_What is needed_
Look through the entries for the string "évidence" and copy every line where it shows up.

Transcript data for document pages

━━━━

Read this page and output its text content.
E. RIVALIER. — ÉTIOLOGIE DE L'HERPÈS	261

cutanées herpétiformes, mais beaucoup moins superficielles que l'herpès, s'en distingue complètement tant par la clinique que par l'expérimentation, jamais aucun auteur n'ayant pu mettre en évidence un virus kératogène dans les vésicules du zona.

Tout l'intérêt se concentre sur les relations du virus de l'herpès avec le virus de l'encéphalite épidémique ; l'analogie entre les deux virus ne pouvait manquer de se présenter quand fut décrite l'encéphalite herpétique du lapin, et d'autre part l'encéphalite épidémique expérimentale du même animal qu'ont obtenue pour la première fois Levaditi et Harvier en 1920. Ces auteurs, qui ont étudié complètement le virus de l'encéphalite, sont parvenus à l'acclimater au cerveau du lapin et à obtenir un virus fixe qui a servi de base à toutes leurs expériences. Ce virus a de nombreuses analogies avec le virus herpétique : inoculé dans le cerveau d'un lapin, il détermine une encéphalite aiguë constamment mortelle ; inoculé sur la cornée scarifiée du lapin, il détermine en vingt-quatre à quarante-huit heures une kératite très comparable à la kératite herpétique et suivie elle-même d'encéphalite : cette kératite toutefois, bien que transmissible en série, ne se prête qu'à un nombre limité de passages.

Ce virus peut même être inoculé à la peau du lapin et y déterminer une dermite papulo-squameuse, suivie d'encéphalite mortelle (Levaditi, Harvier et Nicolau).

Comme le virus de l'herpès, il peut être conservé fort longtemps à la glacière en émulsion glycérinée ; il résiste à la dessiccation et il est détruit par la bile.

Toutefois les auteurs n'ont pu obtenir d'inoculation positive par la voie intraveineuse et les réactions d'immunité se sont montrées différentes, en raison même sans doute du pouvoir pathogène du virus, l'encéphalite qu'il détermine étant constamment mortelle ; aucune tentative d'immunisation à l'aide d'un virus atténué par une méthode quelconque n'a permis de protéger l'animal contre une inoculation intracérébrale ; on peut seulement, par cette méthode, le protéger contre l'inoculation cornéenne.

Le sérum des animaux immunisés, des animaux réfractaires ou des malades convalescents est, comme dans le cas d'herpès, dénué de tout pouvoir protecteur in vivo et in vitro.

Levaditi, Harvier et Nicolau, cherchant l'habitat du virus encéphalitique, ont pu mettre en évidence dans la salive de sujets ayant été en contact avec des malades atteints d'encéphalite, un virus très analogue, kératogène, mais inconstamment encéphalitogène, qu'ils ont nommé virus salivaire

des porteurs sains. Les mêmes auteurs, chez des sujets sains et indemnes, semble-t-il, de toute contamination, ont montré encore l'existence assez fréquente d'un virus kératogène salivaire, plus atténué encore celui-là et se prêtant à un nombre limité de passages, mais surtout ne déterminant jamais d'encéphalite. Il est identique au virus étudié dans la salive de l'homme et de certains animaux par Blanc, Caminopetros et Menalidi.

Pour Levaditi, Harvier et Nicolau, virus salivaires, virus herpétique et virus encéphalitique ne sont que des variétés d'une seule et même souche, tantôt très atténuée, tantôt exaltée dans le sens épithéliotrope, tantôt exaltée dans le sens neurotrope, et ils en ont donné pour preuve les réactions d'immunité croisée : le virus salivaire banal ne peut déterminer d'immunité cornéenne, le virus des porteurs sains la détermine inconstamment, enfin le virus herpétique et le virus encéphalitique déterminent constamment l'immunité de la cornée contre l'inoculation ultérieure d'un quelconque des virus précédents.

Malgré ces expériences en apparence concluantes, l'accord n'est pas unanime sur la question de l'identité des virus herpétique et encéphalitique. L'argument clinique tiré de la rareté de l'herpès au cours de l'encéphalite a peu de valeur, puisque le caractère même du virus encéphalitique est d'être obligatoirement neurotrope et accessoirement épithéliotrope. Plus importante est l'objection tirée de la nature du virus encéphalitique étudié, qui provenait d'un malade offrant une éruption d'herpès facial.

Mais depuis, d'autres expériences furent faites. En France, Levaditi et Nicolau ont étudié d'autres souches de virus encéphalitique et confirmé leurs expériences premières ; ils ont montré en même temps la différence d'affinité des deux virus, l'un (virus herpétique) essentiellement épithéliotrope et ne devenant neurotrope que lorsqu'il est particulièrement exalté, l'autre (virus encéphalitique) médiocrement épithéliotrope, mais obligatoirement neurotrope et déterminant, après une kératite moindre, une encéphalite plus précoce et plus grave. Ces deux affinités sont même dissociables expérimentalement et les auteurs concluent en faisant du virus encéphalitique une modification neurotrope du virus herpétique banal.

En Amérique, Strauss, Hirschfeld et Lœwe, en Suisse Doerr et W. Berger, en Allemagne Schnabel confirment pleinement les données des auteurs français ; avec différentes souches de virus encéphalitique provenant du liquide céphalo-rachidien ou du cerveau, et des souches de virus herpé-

━━━━

_Answer for this exercise_
cutanées herpétiformes, mais beaucoup moins superficielles que l'herpès, s'en distingue complètement tant par la clinique que par l'expérimentation, jamais aucun auteur n'ayant pu mettre en évidence un virus kératogène dans les vésicules du zona.
Levaditi, Harvier et Nicolau, cherchant l'habitat du virus encéphalitique, ont pu mettre en évidence dans la salive de sujets ayant été en contact avec des malades atteints d'encéphalite, un virus très analogue, kératogène, mais inconstamment encéphalitogène, qu'ils ont nommé virus salivaire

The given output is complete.